=== Dataset content ===

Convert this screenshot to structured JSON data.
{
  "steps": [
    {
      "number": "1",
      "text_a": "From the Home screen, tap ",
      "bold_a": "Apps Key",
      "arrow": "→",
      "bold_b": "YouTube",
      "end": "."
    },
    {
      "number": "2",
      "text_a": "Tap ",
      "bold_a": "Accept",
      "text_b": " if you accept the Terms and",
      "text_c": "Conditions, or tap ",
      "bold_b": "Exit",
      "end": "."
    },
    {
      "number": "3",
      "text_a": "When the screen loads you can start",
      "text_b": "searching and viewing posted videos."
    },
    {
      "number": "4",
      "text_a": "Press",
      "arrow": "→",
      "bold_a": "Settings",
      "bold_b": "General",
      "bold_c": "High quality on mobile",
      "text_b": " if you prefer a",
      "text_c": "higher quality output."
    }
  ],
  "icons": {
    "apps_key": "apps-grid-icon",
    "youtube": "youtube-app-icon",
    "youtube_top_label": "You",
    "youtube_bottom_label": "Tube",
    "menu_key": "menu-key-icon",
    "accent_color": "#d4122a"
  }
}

===

▶ _Task goal_: Write out the whole listing exactly.

▶ _Exercise solution_:
Convert this screenshot to structured JSON data.
{
  "steps": [
    {
      "number": "1",
      "text_a": "From the Home screen, tap ",
      "bold_a": "Apps Key",
      "arrow": "→",
      "bold_b": "YouTube",
      "end": "."
    },
    {
      "number": "2",
      "text_a": "Tap ",
      "bold_a": "Accept",
      "text_b": " if you accept the Terms and",
      "text_c": "Conditions, or tap ",
      "bold_b": "Exit",
      "end": "."
    },
    {
      "number": "3",
      "text_a": "When the screen loads you can start",
      "text_b": "searching and viewing posted videos."
    },
    {
      "number": "4",
      "text_a": "Press",
      "arrow": "→",
      "bold_a": "Settings",
      "bold_b": "General",
      "bold_c": "High quality on mobile",
      "text_b": " if you prefer a",
      "text_c": "higher quality output."
    }
  ],
  "icons": {
    "apps_key": "apps-grid-icon",
    "youtube": "youtube-app-icon",
    "youtube_top_label": "You",
    "youtube_bottom_label": "Tube",
    "menu_key": "menu-key-icon",
    "accent_color": "#d4122a"
  }
}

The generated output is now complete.